- SET PROBLEM: Reproduce each line exactly.

- RECORDS FOR THIS TASK:
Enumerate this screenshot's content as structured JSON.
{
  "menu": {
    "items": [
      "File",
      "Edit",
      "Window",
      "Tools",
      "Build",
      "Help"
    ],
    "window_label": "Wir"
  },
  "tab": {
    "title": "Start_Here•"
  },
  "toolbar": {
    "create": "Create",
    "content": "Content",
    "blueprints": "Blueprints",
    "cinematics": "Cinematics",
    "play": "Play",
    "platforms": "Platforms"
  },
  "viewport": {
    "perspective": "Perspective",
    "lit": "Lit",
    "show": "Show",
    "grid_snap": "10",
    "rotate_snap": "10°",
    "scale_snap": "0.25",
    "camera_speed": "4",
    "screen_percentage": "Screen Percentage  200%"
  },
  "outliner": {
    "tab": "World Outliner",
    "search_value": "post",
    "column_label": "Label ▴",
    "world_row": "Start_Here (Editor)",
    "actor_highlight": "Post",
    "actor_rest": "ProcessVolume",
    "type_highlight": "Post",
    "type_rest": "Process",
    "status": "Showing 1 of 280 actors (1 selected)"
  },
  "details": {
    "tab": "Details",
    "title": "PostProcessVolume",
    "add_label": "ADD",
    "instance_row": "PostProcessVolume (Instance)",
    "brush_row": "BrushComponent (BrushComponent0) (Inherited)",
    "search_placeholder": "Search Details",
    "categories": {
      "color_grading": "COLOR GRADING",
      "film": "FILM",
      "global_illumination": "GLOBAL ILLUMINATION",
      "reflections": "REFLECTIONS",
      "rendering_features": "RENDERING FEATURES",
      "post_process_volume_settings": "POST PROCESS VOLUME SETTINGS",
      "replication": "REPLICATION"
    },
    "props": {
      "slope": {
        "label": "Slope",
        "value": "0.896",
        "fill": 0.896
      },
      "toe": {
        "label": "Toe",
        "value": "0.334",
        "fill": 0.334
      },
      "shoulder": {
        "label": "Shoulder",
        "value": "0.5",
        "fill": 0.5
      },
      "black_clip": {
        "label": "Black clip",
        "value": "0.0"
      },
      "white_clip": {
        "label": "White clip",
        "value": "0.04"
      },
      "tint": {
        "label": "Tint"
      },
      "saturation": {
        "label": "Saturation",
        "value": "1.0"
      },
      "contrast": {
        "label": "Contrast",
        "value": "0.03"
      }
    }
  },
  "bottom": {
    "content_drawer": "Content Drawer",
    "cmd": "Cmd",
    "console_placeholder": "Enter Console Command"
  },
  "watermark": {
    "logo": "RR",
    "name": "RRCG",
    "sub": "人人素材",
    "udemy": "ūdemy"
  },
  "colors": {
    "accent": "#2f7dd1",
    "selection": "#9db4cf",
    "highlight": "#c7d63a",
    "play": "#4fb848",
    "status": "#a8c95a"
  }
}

- COMPLETE ANSWER:
Enumerate this screenshot's content as structured JSON.
{
  "menu": {
    "items": [
      "File",
      "Edit",
      "Window",
      "Tools",
      "Build",
      "Help"
    ],
    "window_label": "Wir"
  },
  "tab": {
    "title": "Start_Here•"
  },
  "toolbar": {
    "create": "Create",
    "content": "Content",
    "blueprints": "Blueprints",
    "cinematics": "Cinematics",
    "play": "Play",
    "platforms": "Platforms"
  },
  "viewport": {
    "perspective": "Perspective",
    "lit": "Lit",
    "show": "Show",
    "grid_snap": "10",
    "rotate_snap": "10°",
    "scale_snap": "0.25",
    "camera_speed": "4",
    "screen_percentage": "Screen Percentage  200%"
  },
  "outliner": {
    "tab": "World Outliner",
    "search_value": "post",
    "column_label": "Label ▴",
    "world_row": "Start_Here (Editor)",
    "actor_highlight": "Post",
    "actor_rest": "ProcessVolume",
    "type_highlight": "Post",
    "type_rest": "Process",
    "status": "Showing 1 of 280 actors (1 selected)"
  },
  "details": {
    "tab": "Details",
    "title": "PostProcessVolume",
    "add_label": "ADD",
    "instance_row": "PostProcessVolume (Instance)",
    "brush_row": "BrushComponent (BrushComponent0) (Inherited)",
    "search_placeholder": "Search Details",
    "categories": {
      "color_grading": "COLOR GRADING",
      "film": "FILM",
      "global_illumination": "GLOBAL ILLUMINATION",
      "reflections": "REFLECTIONS",
      "rendering_features": "RENDERING FEATURES",
      "post_process_volume_settings": "POST PROCESS VOLUME SETTINGS",
      "replication": "REPLICATION"
    },
    "props": {
      "slope": {
        "label": "Slope",
        "value": "0.896",
        "fill": 0.896
      },
      "toe": {
        "label": "Toe",
        "value": "0.334",
        "fill": 0.334
      },
      "shoulder": {
        "label": "Shoulder",
        "value": "0.5",
        "fill": 0.5
      },
      "black_clip": {
        "label": "Black clip",
        "value": "0.0"
      },
      "white_clip": {
        "label": "White clip",
        "value": "0.04"
      },
      "tint": {
        "label": "Tint"
      },
      "saturation": {
        "label": "Saturation",
        "value": "1.0"
      },
      "contrast": {
        "label": "Contrast",
        "value": "0.03"
      }
    }
  },
  "bottom": {
    "content_drawer": "Content Drawer",
    "cmd": "Cmd",
    "console_placeholder": "Enter Console Command"
  },
  "watermark": {
    "logo": "RR",
    "name": "RRCG",
    "sub": "人人素材",
    "udemy": "ūdemy"
  },
  "colors": {
    "accent": "#2f7dd1",
    "selection": "#9db4cf",
    "highlight": "#c7d63a",
    "play": "#4fb848",
    "status": "#a8c95a"
  }
}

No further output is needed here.